start Given data
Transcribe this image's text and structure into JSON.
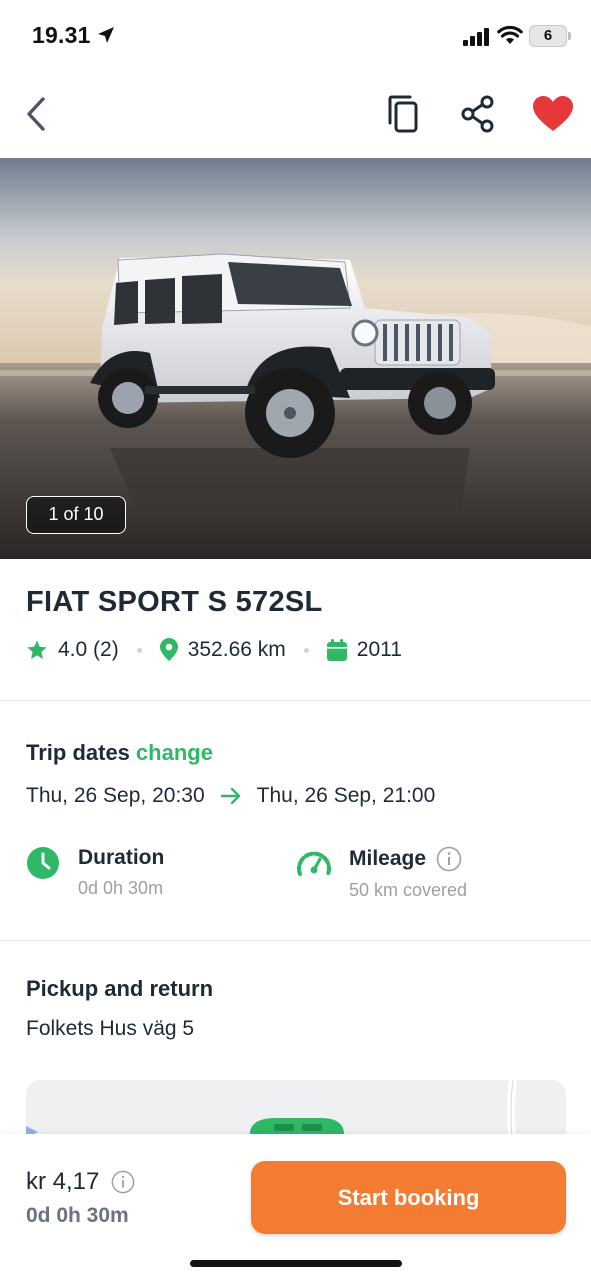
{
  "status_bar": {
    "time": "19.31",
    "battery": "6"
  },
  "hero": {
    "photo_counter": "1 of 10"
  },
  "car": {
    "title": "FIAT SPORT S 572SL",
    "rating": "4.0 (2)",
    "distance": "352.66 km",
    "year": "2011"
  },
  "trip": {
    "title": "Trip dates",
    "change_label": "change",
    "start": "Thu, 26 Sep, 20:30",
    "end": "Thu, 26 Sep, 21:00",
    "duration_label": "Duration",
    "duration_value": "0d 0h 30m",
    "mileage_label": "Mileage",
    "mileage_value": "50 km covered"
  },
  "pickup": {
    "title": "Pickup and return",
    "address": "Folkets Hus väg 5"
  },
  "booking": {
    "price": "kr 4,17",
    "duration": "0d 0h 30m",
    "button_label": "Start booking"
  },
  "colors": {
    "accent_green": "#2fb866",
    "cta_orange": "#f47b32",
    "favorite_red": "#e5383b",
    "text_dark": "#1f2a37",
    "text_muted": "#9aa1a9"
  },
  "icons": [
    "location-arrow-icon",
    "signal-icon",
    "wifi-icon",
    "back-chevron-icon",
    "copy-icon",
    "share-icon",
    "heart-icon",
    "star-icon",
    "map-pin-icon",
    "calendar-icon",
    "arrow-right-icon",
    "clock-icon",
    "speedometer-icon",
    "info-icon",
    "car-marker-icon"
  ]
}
end Given data
start Given data
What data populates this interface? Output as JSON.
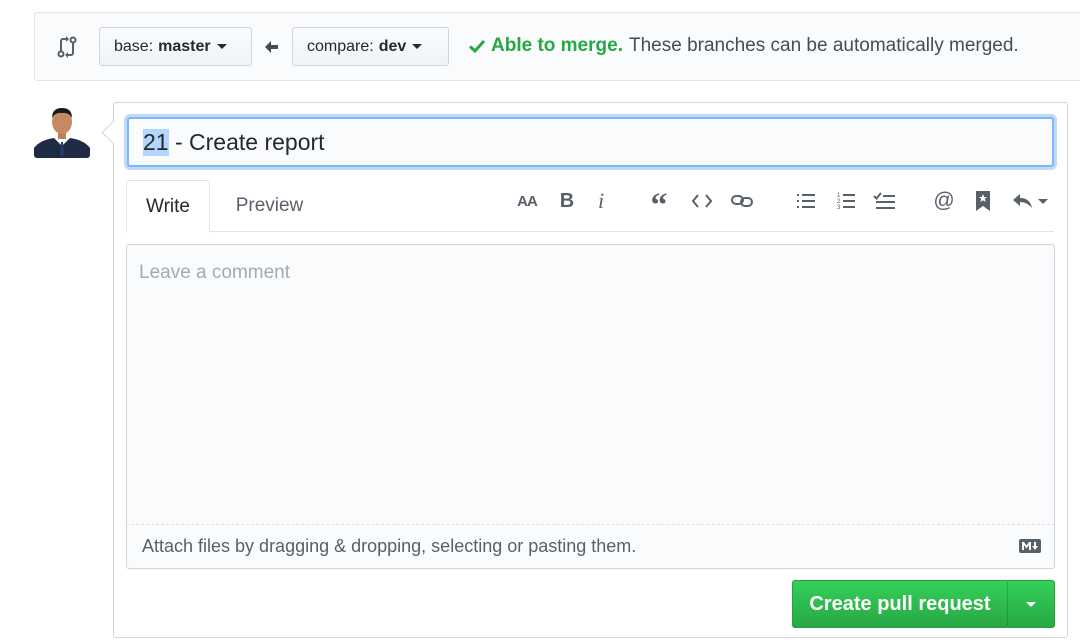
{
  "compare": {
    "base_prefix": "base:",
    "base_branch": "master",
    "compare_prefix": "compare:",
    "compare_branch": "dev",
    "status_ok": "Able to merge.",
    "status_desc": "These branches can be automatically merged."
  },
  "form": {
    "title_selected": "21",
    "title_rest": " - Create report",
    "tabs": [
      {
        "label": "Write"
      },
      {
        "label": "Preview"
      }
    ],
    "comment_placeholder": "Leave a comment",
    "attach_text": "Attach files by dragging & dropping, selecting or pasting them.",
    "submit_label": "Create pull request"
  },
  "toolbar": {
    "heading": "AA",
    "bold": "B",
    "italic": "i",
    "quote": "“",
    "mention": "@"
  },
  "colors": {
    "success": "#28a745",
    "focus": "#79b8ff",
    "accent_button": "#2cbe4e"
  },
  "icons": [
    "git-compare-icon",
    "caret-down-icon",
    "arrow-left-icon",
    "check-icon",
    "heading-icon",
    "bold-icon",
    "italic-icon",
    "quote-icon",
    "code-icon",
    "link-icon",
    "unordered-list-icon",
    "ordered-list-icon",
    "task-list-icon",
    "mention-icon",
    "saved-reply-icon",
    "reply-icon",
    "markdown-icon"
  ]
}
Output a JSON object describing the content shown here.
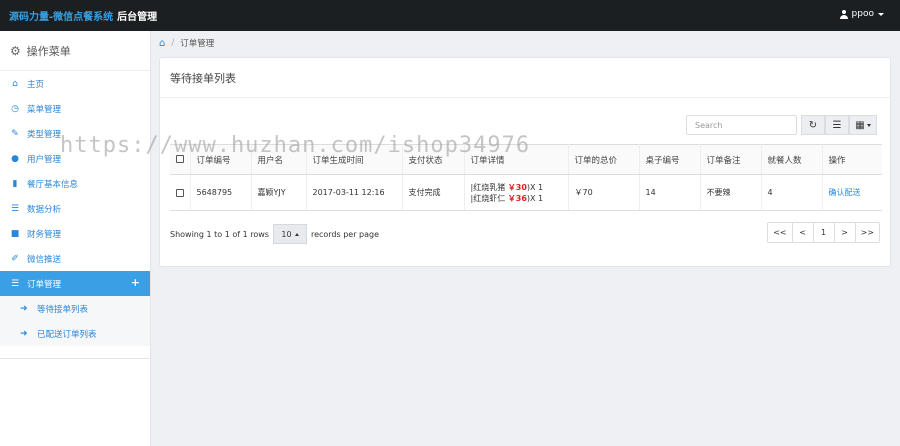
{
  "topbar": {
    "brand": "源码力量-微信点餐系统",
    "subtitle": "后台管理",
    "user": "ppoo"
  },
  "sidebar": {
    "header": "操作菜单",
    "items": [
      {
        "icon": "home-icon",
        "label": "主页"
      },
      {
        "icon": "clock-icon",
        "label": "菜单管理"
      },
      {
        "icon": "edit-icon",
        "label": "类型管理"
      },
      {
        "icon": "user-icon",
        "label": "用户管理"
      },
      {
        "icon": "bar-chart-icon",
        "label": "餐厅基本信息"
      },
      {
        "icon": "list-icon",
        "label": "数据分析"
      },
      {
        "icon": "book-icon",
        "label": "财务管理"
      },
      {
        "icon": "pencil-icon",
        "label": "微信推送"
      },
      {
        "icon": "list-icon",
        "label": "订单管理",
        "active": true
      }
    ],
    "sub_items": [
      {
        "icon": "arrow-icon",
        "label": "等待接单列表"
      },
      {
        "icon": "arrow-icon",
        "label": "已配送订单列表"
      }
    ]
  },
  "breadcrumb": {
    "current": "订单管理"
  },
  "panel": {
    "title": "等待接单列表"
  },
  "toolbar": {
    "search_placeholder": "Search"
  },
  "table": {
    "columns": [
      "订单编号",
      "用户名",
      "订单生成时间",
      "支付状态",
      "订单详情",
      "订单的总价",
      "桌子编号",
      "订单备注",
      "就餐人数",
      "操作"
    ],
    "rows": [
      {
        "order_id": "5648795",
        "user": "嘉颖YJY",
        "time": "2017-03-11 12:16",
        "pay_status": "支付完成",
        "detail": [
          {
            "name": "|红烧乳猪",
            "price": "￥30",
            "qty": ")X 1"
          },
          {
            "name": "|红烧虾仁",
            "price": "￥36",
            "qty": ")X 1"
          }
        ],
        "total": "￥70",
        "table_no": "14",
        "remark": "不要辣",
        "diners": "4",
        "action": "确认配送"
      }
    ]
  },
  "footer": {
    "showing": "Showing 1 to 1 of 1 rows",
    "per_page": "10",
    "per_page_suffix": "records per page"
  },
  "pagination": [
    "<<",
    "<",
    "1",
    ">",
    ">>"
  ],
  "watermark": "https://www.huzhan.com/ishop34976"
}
end Given data
▶ _What you have to do_
Find the lines above that contain the word "booking" and collect them.

▶ _Solution for this problem_
  "booking": {
    "button_label": "Start booking"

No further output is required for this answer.